Exercise set:
1 > In the passage about Winnipeg bands, who announced "Until You Do" by The Jury as a CKY exclusive?
2 > Copy the passage about Winnipeg bands from "Level three contains" to "starting a band.".

Source document:
☆ ☆ ☆ ☆

As we reached the outskirts of Winnipeg, all of a sudden, Jimmy Darin says, “Ladies and gentleman, a CKY exclusive Until You Do by The Jury.” We almost blew the speakers out in the car we had it turned up so loud as we sang along.
There is no way to describe the feeling you get when you hear your record on the radio for the first time other than to say that it was better than sex. I would venture a guess that even the biggest stars in the world can still tell you what they were doing, and exactly where they were when they first heard theirs.

I used to sit in my room for hours practicing on my guitar and dreaming about this moment. However, I thought that once you were a recording artist; you became a member of an exclusive club and your only problems now, were figuring out what to buy next. Unfortunately, dreams and reality have very little in common.Ral-DonnerMy first hint about how it all really worked, showed up when I was doing a short tour with Ral Donner, Troy Shondel, and Ernie Maresca. I, of course, I wasn’t listening.
We were all sitting around Ral’s hotel room having a beer after having played our last show that night in Regina. Ral was telling us about how excited he was about getting to see Bobby Darin at the Copa when he got home and what I didn’t realize was that Ral knew he wasn’t in Bobby Darin’s league just as Bobby knew he wasn’t in Sinatra’s.

Only after releasing our own records did I come to realize that all recording artists were not created equal and after thinking about it for quite a few years, I may have finally figured out how it all works.
Imagine if you will, a pyramid-like structure that is seven stories high.On the top floor is all the legends, Sinatra, Elvis, The Beatles, The Stones, Michael Jackson, Elton John, The Eagles, Neil Young, etc.

One level down is the “Hall of Famers,” Rod Stewart, Johnny Cash, Dion, Roy Orbison, Ray Charles, Eric Clapton, Chuck Berry, Jerry Lee Lewis, the Beach Boys, the Everlys, Chicago, The Moody Blues, and Bobby Darin just to name a few.

Hanging out on level five are The Guess Who, BTO, Freddy Cannon, Tommy Roe, Bobby Vee, Bruno Mars, Ral Donner, Del Shannon, Maroon 5, and a bunch of others who have all scored several top 10 hits.

On level four is where you’ll find the other Winnipeg groups who have released a few records but haven’t gone national yet. The Devrons, The Galaxies, The Jury, The Eternals The Quid, The Shondells, Sugar & Spice, The 5th, Brother, and many many others.

Level three contains the hopefuls; you know, the acts who deserve to be signed but for whatever reason, aren’t.

Level two is the place where the folks who have just learned to play Louie Louie or whatever the entry-level tune is today that gets you thinking about starting a band.

On the very first level, you have all your dreamers. These are the kids who are thinking about buying a guitar so they could become a rock & roll star as I did when I saw Elvis on TV.

☆ ☆ ☆ ☆

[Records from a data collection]
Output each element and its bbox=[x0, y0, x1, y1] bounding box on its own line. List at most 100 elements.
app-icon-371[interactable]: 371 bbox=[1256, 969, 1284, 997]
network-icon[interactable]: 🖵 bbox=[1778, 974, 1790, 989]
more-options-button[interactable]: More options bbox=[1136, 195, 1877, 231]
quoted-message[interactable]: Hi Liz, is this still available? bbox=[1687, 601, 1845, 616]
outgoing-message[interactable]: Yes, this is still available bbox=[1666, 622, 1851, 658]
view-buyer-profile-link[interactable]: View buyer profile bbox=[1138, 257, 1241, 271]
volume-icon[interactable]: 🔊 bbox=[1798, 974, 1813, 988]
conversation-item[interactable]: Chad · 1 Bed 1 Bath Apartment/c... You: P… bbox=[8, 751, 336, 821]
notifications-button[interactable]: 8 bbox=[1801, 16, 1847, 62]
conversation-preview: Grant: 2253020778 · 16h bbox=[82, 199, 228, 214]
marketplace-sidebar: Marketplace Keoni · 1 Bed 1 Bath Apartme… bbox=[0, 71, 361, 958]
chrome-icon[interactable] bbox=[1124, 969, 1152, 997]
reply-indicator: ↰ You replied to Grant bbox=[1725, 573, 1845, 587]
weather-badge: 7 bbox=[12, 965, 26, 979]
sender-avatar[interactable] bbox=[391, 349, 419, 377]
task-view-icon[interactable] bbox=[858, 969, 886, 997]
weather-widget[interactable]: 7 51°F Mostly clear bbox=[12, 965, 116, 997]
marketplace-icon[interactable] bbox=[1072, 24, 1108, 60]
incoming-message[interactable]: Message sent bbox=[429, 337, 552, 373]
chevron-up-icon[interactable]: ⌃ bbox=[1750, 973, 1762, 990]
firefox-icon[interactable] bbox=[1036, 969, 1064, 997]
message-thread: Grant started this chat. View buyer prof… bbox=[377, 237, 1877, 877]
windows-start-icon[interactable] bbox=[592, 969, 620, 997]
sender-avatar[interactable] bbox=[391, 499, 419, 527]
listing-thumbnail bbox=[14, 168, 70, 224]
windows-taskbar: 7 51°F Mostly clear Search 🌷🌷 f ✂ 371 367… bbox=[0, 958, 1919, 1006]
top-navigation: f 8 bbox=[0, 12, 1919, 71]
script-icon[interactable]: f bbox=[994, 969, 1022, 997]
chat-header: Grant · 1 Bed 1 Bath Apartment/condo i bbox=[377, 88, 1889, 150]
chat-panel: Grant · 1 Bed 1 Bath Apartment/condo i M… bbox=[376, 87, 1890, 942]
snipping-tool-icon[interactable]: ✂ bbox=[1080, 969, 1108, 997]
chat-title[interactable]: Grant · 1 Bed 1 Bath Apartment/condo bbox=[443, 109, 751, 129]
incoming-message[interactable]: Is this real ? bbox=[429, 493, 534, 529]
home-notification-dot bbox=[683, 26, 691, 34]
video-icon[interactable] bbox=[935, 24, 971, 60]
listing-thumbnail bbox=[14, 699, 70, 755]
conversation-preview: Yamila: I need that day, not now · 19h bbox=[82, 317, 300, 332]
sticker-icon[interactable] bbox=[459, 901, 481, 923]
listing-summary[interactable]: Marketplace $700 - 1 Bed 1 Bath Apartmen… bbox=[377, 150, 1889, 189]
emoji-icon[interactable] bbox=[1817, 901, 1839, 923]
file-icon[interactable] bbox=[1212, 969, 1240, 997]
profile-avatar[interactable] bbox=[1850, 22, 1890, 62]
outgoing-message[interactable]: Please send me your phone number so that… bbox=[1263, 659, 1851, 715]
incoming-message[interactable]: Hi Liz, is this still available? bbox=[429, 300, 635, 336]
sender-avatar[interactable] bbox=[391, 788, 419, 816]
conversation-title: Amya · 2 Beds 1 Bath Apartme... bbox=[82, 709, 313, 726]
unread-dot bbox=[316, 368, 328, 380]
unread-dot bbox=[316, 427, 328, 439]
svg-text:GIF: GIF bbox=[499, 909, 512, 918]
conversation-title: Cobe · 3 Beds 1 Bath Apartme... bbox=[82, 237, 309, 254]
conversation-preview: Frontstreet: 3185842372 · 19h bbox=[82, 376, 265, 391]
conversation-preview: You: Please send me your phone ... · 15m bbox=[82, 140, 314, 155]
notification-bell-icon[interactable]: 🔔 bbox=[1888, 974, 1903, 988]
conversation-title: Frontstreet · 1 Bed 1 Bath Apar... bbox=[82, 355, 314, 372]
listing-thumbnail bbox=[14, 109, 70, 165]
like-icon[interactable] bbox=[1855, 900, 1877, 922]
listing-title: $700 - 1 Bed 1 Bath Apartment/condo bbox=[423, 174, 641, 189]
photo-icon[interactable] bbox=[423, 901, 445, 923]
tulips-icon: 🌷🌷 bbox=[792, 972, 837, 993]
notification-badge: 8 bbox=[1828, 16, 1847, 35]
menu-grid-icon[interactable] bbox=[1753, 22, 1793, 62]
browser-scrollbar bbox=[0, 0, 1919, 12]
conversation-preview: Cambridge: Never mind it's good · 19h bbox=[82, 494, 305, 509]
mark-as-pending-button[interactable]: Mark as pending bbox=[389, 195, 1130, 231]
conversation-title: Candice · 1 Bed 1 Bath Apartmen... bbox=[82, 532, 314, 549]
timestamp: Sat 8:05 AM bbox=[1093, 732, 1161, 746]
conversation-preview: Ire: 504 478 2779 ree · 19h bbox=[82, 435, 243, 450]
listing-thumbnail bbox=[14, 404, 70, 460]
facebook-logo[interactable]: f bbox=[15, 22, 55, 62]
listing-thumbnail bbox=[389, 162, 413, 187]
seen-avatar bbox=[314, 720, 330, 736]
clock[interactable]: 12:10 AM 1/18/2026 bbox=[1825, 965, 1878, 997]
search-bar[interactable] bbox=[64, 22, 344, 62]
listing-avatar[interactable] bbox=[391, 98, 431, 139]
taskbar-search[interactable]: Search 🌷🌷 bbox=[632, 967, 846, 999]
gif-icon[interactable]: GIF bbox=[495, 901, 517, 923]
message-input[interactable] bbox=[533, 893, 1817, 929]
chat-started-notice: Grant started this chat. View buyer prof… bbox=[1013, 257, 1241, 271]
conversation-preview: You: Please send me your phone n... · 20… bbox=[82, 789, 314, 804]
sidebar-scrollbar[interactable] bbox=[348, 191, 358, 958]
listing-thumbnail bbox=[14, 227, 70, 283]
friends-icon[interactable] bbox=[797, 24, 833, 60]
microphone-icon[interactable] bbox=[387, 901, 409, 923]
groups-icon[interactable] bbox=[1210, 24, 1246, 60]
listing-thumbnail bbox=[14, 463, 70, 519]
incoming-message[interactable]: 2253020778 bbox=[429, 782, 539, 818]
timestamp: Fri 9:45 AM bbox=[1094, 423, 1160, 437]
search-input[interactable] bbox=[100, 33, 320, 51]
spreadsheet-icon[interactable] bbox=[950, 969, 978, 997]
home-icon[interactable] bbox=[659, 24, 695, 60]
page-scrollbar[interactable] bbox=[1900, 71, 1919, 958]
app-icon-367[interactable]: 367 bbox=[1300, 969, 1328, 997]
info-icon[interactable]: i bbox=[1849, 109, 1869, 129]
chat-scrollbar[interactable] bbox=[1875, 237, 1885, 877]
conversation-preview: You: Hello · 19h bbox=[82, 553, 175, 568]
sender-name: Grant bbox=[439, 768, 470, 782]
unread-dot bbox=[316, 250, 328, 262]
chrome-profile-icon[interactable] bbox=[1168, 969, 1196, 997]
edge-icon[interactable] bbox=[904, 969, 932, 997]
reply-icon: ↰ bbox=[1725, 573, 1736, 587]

☆ ☆ ☆ ☆

Task responses:
1 > Jimmy Darin

2 >
Level three contains the hopefuls; you know, the acts who deserve to be signed but for whatever reason, aren’t.

Level two is the place where the folks who have just learned to play Louie Louie or whatever the entry-level tune is today that gets you thinking about starting a band.